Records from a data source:
— Start —
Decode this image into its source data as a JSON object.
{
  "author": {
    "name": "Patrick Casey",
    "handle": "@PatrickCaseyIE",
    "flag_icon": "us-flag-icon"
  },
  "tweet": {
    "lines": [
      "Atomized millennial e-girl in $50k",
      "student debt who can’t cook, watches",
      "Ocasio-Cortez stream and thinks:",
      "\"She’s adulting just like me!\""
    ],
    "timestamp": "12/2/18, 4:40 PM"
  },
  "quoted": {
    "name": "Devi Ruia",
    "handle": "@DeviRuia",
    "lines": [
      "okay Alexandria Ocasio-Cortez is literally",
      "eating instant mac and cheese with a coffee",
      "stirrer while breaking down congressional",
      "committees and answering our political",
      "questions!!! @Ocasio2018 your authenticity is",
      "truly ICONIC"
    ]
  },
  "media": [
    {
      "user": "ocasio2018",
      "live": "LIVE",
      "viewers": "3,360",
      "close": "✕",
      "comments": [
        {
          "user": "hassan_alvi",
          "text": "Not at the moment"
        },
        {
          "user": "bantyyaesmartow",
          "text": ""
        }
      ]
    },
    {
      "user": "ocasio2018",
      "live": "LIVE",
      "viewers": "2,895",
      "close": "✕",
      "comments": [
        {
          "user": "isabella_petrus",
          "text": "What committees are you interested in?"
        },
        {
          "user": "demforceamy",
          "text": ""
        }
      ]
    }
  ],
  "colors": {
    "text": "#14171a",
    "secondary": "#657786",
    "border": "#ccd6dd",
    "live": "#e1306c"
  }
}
— End —
The entries above must be returned in full, exactly as shown.

Decode this image into its source data as a JSON object.
{
  "author": {
    "name": "Patrick Casey",
    "handle": "@PatrickCaseyIE",
    "flag_icon": "us-flag-icon"
  },
  "tweet": {
    "lines": [
      "Atomized millennial e-girl in $50k",
      "student debt who can’t cook, watches",
      "Ocasio-Cortez stream and thinks:",
      "\"She’s adulting just like me!\""
    ],
    "timestamp": "12/2/18, 4:40 PM"
  },
  "quoted": {
    "name": "Devi Ruia",
    "handle": "@DeviRuia",
    "lines": [
      "okay Alexandria Ocasio-Cortez is literally",
      "eating instant mac and cheese with a coffee",
      "stirrer while breaking down congressional",
      "committees and answering our political",
      "questions!!! @Ocasio2018 your authenticity is",
      "truly ICONIC"
    ]
  },
  "media": [
    {
      "user": "ocasio2018",
      "live": "LIVE",
      "viewers": "3,360",
      "close": "✕",
      "comments": [
        {
          "user": "hassan_alvi",
          "text": "Not at the moment"
        },
        {
          "user": "bantyyaesmartow",
          "text": ""
        }
      ]
    },
    {
      "user": "ocasio2018",
      "live": "LIVE",
      "viewers": "2,895",
      "close": "✕",
      "comments": [
        {
          "user": "isabella_petrus",
          "text": "What committees are you interested in?"
        },
        {
          "user": "demforceamy",
          "text": ""
        }
      ]
    }
  ],
  "colors": {
    "text": "#14171a",
    "secondary": "#657786",
    "border": "#ccd6dd",
    "live": "#e1306c"
  }
}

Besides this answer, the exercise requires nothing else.